[Figure record extracts]
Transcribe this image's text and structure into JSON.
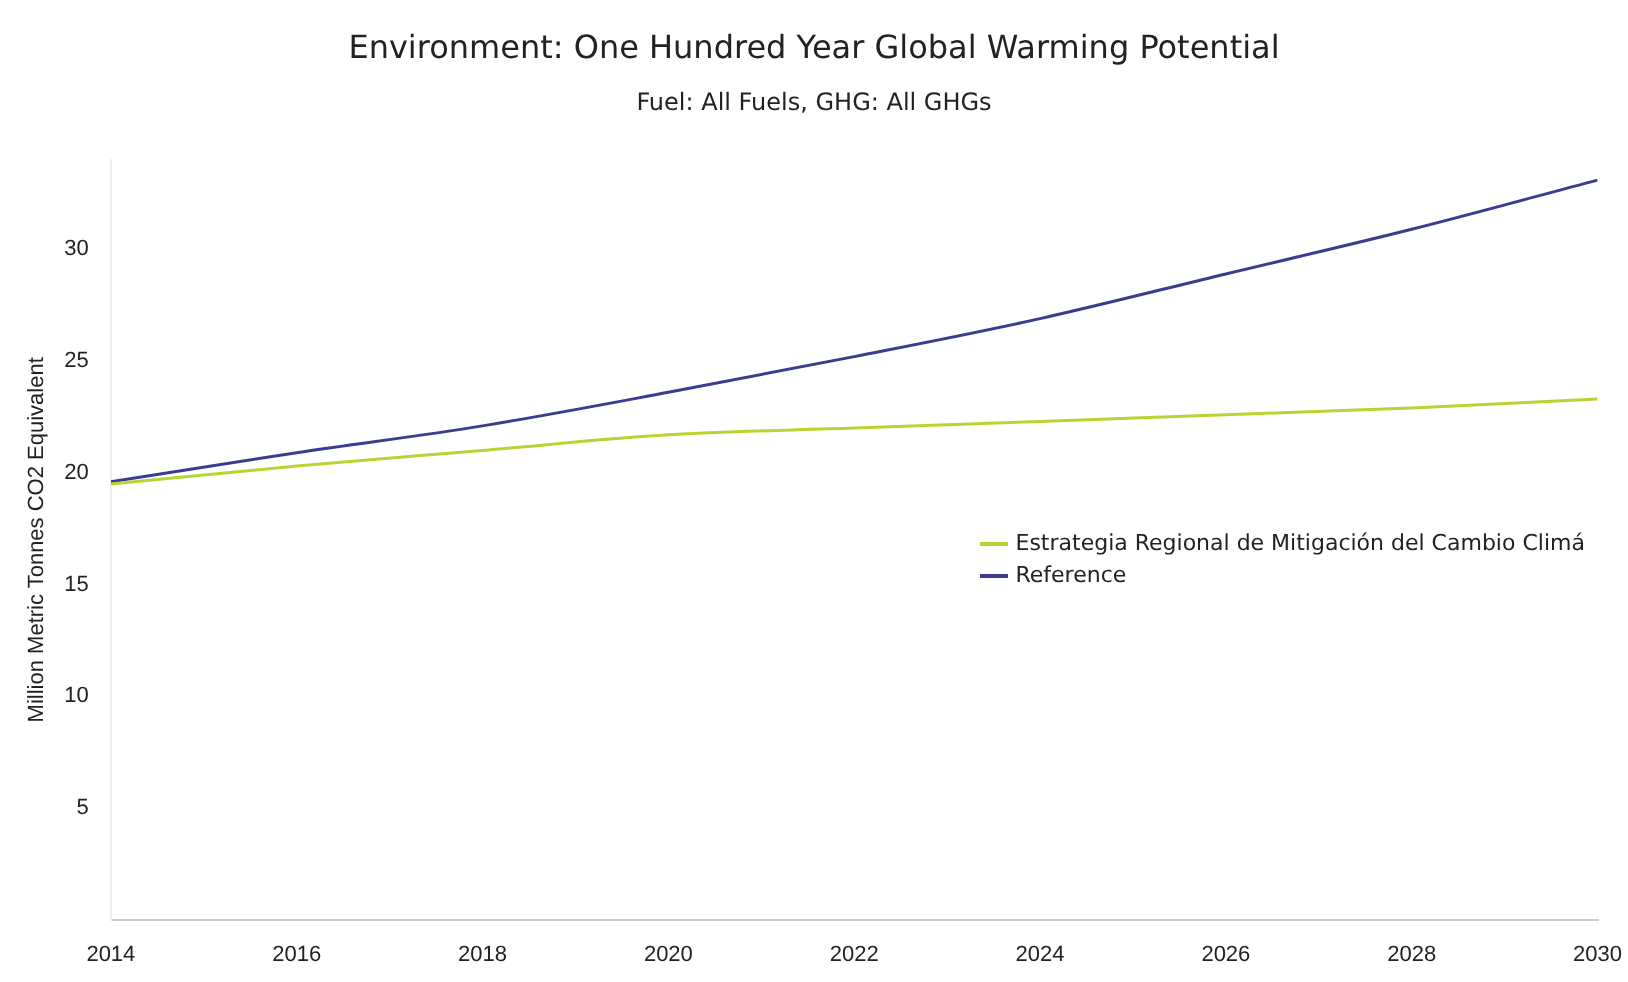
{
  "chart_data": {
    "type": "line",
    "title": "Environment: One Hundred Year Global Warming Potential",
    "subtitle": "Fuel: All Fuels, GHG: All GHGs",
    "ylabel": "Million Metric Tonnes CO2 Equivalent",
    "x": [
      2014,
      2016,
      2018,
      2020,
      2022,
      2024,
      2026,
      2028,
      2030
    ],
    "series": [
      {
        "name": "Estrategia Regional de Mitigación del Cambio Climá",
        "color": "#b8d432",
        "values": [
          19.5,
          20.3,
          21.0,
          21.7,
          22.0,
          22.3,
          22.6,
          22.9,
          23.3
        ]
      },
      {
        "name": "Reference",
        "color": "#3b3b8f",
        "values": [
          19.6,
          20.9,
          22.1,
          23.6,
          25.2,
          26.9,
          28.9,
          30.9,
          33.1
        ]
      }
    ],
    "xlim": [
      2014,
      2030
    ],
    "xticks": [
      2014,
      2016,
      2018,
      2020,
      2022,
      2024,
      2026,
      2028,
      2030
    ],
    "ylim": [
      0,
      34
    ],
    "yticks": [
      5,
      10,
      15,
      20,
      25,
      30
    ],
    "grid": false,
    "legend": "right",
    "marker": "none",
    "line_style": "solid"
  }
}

# Given exercise:
Quote the data above in full and without alteration; skip the pictures.

# Task response:
Transcribe this image's text and structure into JSON.
{
  "chart_data": {
    "type": "line",
    "title": "Environment: One Hundred Year Global Warming Potential",
    "subtitle": "Fuel: All Fuels, GHG: All GHGs",
    "ylabel": "Million Metric Tonnes CO2 Equivalent",
    "x": [
      2014,
      2016,
      2018,
      2020,
      2022,
      2024,
      2026,
      2028,
      2030
    ],
    "series": [
      {
        "name": "Estrategia Regional de Mitigación del Cambio Climá",
        "color": "#b8d432",
        "values": [
          19.5,
          20.3,
          21.0,
          21.7,
          22.0,
          22.3,
          22.6,
          22.9,
          23.3
        ]
      },
      {
        "name": "Reference",
        "color": "#3b3b8f",
        "values": [
          19.6,
          20.9,
          22.1,
          23.6,
          25.2,
          26.9,
          28.9,
          30.9,
          33.1
        ]
      }
    ],
    "xlim": [
      2014,
      2030
    ],
    "xticks": [
      2014,
      2016,
      2018,
      2020,
      2022,
      2024,
      2026,
      2028,
      2030
    ],
    "ylim": [
      0,
      34
    ],
    "yticks": [
      5,
      10,
      15,
      20,
      25,
      30
    ],
    "grid": false,
    "legend": "right",
    "marker": "none",
    "line_style": "solid"
  }
}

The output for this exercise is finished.